## Start Supplied data

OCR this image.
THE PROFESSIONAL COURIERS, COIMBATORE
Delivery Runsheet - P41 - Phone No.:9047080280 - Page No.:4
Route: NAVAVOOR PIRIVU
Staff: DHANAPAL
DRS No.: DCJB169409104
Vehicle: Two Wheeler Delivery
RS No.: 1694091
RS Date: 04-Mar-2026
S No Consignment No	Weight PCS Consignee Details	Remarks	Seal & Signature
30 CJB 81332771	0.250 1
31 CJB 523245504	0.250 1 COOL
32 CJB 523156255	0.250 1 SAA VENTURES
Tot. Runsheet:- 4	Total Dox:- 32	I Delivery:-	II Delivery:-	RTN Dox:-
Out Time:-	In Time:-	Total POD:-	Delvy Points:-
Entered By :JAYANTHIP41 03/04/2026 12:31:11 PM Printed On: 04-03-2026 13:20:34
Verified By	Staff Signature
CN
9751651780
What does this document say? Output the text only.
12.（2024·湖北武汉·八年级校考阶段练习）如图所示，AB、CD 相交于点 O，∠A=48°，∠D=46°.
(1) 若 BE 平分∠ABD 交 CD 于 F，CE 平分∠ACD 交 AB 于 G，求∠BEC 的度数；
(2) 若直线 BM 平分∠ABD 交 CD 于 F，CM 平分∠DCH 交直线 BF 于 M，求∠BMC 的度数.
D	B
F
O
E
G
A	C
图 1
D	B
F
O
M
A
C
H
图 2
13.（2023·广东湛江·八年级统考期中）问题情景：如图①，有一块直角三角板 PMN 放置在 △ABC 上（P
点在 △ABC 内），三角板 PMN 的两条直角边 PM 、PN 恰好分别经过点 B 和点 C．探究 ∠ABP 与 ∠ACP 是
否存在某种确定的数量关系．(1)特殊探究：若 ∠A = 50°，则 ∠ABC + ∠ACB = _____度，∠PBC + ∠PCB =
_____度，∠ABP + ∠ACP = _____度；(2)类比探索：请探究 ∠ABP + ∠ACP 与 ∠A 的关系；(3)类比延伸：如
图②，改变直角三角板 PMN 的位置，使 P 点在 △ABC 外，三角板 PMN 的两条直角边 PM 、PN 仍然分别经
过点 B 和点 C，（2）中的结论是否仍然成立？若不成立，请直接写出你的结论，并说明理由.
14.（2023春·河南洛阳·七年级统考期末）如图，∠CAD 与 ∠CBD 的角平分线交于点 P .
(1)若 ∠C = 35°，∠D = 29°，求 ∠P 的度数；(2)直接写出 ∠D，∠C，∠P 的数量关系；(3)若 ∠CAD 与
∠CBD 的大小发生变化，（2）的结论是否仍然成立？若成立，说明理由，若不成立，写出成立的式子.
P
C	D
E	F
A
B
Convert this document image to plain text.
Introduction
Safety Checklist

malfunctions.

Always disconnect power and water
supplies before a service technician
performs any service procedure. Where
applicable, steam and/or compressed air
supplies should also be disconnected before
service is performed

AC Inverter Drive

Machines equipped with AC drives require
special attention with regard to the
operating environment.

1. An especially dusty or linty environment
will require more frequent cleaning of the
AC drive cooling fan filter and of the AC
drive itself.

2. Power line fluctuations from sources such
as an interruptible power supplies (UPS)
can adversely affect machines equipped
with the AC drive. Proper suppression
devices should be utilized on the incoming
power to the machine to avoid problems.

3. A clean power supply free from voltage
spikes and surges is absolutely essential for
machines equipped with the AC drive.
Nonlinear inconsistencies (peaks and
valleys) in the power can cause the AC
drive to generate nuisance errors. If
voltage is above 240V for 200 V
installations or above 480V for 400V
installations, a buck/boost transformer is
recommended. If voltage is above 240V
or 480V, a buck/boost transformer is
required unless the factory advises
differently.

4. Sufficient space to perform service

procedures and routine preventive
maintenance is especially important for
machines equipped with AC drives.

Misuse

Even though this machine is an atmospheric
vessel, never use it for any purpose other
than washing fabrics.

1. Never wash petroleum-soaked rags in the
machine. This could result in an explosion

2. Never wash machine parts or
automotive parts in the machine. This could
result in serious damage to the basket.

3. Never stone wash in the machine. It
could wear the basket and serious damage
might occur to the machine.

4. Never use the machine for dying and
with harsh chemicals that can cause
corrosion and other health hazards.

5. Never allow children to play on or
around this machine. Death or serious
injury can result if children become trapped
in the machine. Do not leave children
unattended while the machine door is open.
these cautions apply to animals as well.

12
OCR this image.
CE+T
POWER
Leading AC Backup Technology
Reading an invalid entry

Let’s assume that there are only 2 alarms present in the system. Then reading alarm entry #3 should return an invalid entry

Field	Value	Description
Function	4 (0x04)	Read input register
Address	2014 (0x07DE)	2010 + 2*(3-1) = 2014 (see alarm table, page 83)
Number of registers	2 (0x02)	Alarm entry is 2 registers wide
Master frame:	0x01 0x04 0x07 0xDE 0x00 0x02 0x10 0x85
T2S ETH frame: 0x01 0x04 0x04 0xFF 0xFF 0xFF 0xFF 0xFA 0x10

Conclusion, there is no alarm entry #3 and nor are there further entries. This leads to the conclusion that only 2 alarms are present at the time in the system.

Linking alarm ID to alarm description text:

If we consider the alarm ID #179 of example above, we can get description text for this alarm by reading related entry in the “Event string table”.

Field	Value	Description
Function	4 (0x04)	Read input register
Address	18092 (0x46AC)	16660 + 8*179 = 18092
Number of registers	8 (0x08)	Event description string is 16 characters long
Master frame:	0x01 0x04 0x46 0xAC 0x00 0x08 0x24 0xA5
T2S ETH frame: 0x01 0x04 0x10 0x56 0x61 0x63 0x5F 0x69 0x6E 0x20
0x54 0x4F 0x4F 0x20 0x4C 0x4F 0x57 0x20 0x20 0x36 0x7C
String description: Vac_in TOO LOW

## End Supplied data

» Prompt:
Give the count of lines that hold the word "before", with nothing added.

» Full response:
2